## What this task involves
Print the records below exactly as they appear.

* begin Available records *

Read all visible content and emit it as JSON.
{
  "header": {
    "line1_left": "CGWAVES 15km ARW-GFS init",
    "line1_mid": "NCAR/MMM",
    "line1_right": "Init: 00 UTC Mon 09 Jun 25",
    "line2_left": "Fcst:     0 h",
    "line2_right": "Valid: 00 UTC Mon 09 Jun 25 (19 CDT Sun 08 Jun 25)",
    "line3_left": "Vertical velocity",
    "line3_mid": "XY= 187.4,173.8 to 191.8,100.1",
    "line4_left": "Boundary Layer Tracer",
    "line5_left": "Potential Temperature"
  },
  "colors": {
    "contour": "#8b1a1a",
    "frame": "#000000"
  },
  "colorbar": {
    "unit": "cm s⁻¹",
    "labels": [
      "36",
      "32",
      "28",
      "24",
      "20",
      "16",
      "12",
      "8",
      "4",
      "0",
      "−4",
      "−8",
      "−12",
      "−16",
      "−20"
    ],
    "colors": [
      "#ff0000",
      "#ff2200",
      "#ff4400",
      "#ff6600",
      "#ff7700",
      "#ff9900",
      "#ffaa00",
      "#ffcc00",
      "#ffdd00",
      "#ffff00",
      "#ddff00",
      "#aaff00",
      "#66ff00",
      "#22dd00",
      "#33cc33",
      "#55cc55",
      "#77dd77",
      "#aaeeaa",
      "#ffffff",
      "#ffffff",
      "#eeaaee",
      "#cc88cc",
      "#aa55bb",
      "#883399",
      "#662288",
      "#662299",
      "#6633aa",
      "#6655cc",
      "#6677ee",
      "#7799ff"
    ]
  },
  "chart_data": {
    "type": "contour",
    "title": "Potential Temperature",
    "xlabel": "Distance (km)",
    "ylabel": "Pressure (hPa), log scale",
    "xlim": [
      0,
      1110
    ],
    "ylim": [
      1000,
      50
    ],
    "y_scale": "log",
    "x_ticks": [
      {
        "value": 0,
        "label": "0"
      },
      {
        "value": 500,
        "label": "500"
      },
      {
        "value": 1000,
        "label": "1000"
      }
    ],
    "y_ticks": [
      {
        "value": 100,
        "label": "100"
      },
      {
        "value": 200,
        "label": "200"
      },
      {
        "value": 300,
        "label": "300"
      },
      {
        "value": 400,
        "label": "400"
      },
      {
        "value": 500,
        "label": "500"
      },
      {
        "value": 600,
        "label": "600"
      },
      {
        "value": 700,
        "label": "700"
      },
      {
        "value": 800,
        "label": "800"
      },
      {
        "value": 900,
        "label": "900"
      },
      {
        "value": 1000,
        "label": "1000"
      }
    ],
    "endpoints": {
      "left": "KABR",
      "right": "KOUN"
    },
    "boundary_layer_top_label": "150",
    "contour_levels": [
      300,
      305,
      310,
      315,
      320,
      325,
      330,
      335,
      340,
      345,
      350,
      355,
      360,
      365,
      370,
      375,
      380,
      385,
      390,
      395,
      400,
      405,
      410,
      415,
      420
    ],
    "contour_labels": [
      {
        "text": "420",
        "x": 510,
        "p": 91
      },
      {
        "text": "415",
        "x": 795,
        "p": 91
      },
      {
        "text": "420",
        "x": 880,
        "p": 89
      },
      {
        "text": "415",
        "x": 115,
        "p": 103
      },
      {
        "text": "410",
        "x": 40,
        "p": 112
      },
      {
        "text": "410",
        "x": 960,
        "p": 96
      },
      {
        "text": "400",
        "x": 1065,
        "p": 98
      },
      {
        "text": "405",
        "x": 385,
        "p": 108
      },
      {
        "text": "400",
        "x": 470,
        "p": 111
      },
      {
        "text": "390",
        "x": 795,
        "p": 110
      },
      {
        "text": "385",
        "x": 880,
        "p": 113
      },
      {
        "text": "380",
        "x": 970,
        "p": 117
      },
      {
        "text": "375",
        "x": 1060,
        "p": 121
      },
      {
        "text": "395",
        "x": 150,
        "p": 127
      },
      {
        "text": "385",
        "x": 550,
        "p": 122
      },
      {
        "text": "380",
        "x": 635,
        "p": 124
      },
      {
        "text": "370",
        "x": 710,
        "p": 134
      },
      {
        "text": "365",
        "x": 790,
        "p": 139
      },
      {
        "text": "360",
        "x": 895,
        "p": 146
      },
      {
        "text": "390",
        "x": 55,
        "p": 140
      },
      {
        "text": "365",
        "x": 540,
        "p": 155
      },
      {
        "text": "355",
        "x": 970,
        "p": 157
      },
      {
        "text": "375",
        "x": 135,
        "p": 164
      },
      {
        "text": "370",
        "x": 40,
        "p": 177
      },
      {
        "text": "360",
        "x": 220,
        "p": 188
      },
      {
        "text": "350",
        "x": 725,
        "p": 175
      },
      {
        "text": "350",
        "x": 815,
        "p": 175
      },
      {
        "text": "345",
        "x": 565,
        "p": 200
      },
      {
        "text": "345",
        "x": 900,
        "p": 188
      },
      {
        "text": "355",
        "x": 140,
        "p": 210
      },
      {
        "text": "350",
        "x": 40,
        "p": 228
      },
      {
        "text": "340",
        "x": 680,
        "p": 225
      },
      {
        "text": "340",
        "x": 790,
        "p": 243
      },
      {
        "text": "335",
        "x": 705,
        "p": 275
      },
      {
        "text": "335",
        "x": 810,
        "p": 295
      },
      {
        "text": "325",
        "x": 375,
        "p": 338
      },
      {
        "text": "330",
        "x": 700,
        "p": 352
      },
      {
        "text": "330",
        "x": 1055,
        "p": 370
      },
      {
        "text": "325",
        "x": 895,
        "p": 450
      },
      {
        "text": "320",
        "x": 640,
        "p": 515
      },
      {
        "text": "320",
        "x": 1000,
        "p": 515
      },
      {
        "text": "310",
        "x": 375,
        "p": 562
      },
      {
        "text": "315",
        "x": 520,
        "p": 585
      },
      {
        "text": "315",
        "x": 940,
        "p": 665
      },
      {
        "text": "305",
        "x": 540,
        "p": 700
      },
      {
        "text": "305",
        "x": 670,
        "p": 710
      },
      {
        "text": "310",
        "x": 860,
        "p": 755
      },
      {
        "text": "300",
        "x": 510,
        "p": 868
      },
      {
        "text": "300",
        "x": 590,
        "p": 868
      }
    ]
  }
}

* end Available records *

## Solution for this problem
Read all visible content and emit it as JSON.
{
  "header": {
    "line1_left": "CGWAVES 15km ARW-GFS init",
    "line1_mid": "NCAR/MMM",
    "line1_right": "Init: 00 UTC Mon 09 Jun 25",
    "line2_left": "Fcst:     0 h",
    "line2_right": "Valid: 00 UTC Mon 09 Jun 25 (19 CDT Sun 08 Jun 25)",
    "line3_left": "Vertical velocity",
    "line3_mid": "XY= 187.4,173.8 to 191.8,100.1",
    "line4_left": "Boundary Layer Tracer",
    "line5_left": "Potential Temperature"
  },
  "colors": {
    "contour": "#8b1a1a",
    "frame": "#000000"
  },
  "colorbar": {
    "unit": "cm s⁻¹",
    "labels": [
      "36",
      "32",
      "28",
      "24",
      "20",
      "16",
      "12",
      "8",
      "4",
      "0",
      "−4",
      "−8",
      "−12",
      "−16",
      "−20"
    ],
    "colors": [
      "#ff0000",
      "#ff2200",
      "#ff4400",
      "#ff6600",
      "#ff7700",
      "#ff9900",
      "#ffaa00",
      "#ffcc00",
      "#ffdd00",
      "#ffff00",
      "#ddff00",
      "#aaff00",
      "#66ff00",
      "#22dd00",
      "#33cc33",
      "#55cc55",
      "#77dd77",
      "#aaeeaa",
      "#ffffff",
      "#ffffff",
      "#eeaaee",
      "#cc88cc",
      "#aa55bb",
      "#883399",
      "#662288",
      "#662299",
      "#6633aa",
      "#6655cc",
      "#6677ee",
      "#7799ff"
    ]
  },
  "chart_data": {
    "type": "contour",
    "title": "Potential Temperature",
    "xlabel": "Distance (km)",
    "ylabel": "Pressure (hPa), log scale",
    "xlim": [
      0,
      1110
    ],
    "ylim": [
      1000,
      50
    ],
    "y_scale": "log",
    "x_ticks": [
      {
        "value": 0,
        "label": "0"
      },
      {
        "value": 500,
        "label": "500"
      },
      {
        "value": 1000,
        "label": "1000"
      }
    ],
    "y_ticks": [
      {
        "value": 100,
        "label": "100"
      },
      {
        "value": 200,
        "label": "200"
      },
      {
        "value": 300,
        "label": "300"
      },
      {
        "value": 400,
        "label": "400"
      },
      {
        "value": 500,
        "label": "500"
      },
      {
        "value": 600,
        "label": "600"
      },
      {
        "value": 700,
        "label": "700"
      },
      {
        "value": 800,
        "label": "800"
      },
      {
        "value": 900,
        "label": "900"
      },
      {
        "value": 1000,
        "label": "1000"
      }
    ],
    "endpoints": {
      "left": "KABR",
      "right": "KOUN"
    },
    "boundary_layer_top_label": "150",
    "contour_levels": [
      300,
      305,
      310,
      315,
      320,
      325,
      330,
      335,
      340,
      345,
      350,
      355,
      360,
      365,
      370,
      375,
      380,
      385,
      390,
      395,
      400,
      405,
      410,
      415,
      420
    ],
    "contour_labels": [
      {
        "text": "420",
        "x": 510,
        "p": 91
      },
      {
        "text": "415",
        "x": 795,
        "p": 91
      },
      {
        "text": "420",
        "x": 880,
        "p": 89
      },
      {
        "text": "415",
        "x": 115,
        "p": 103
      },
      {
        "text": "410",
        "x": 40,
        "p": 112
      },
      {
        "text": "410",
        "x": 960,
        "p": 96
      },
      {
        "text": "400",
        "x": 1065,
        "p": 98
      },
      {
        "text": "405",
        "x": 385,
        "p": 108
      },
      {
        "text": "400",
        "x": 470,
        "p": 111
      },
      {
        "text": "390",
        "x": 795,
        "p": 110
      },
      {
        "text": "385",
        "x": 880,
        "p": 113
      },
      {
        "text": "380",
        "x": 970,
        "p": 117
      },
      {
        "text": "375",
        "x": 1060,
        "p": 121
      },
      {
        "text": "395",
        "x": 150,
        "p": 127
      },
      {
        "text": "385",
        "x": 550,
        "p": 122
      },
      {
        "text": "380",
        "x": 635,
        "p": 124
      },
      {
        "text": "370",
        "x": 710,
        "p": 134
      },
      {
        "text": "365",
        "x": 790,
        "p": 139
      },
      {
        "text": "360",
        "x": 895,
        "p": 146
      },
      {
        "text": "390",
        "x": 55,
        "p": 140
      },
      {
        "text": "365",
        "x": 540,
        "p": 155
      },
      {
        "text": "355",
        "x": 970,
        "p": 157
      },
      {
        "text": "375",
        "x": 135,
        "p": 164
      },
      {
        "text": "370",
        "x": 40,
        "p": 177
      },
      {
        "text": "360",
        "x": 220,
        "p": 188
      },
      {
        "text": "350",
        "x": 725,
        "p": 175
      },
      {
        "text": "350",
        "x": 815,
        "p": 175
      },
      {
        "text": "345",
        "x": 565,
        "p": 200
      },
      {
        "text": "345",
        "x": 900,
        "p": 188
      },
      {
        "text": "355",
        "x": 140,
        "p": 210
      },
      {
        "text": "350",
        "x": 40,
        "p": 228
      },
      {
        "text": "340",
        "x": 680,
        "p": 225
      },
      {
        "text": "340",
        "x": 790,
        "p": 243
      },
      {
        "text": "335",
        "x": 705,
        "p": 275
      },
      {
        "text": "335",
        "x": 810,
        "p": 295
      },
      {
        "text": "325",
        "x": 375,
        "p": 338
      },
      {
        "text": "330",
        "x": 700,
        "p": 352
      },
      {
        "text": "330",
        "x": 1055,
        "p": 370
      },
      {
        "text": "325",
        "x": 895,
        "p": 450
      },
      {
        "text": "320",
        "x": 640,
        "p": 515
      },
      {
        "text": "320",
        "x": 1000,
        "p": 515
      },
      {
        "text": "310",
        "x": 375,
        "p": 562
      },
      {
        "text": "315",
        "x": 520,
        "p": 585
      },
      {
        "text": "315",
        "x": 940,
        "p": 665
      },
      {
        "text": "305",
        "x": 540,
        "p": 700
      },
      {
        "text": "305",
        "x": 670,
        "p": 710
      },
      {
        "text": "310",
        "x": 860,
        "p": 755
      },
      {
        "text": "300",
        "x": 510,
        "p": 868
      },
      {
        "text": "300",
        "x": 590,
        "p": 868
      }
    ]
  }
}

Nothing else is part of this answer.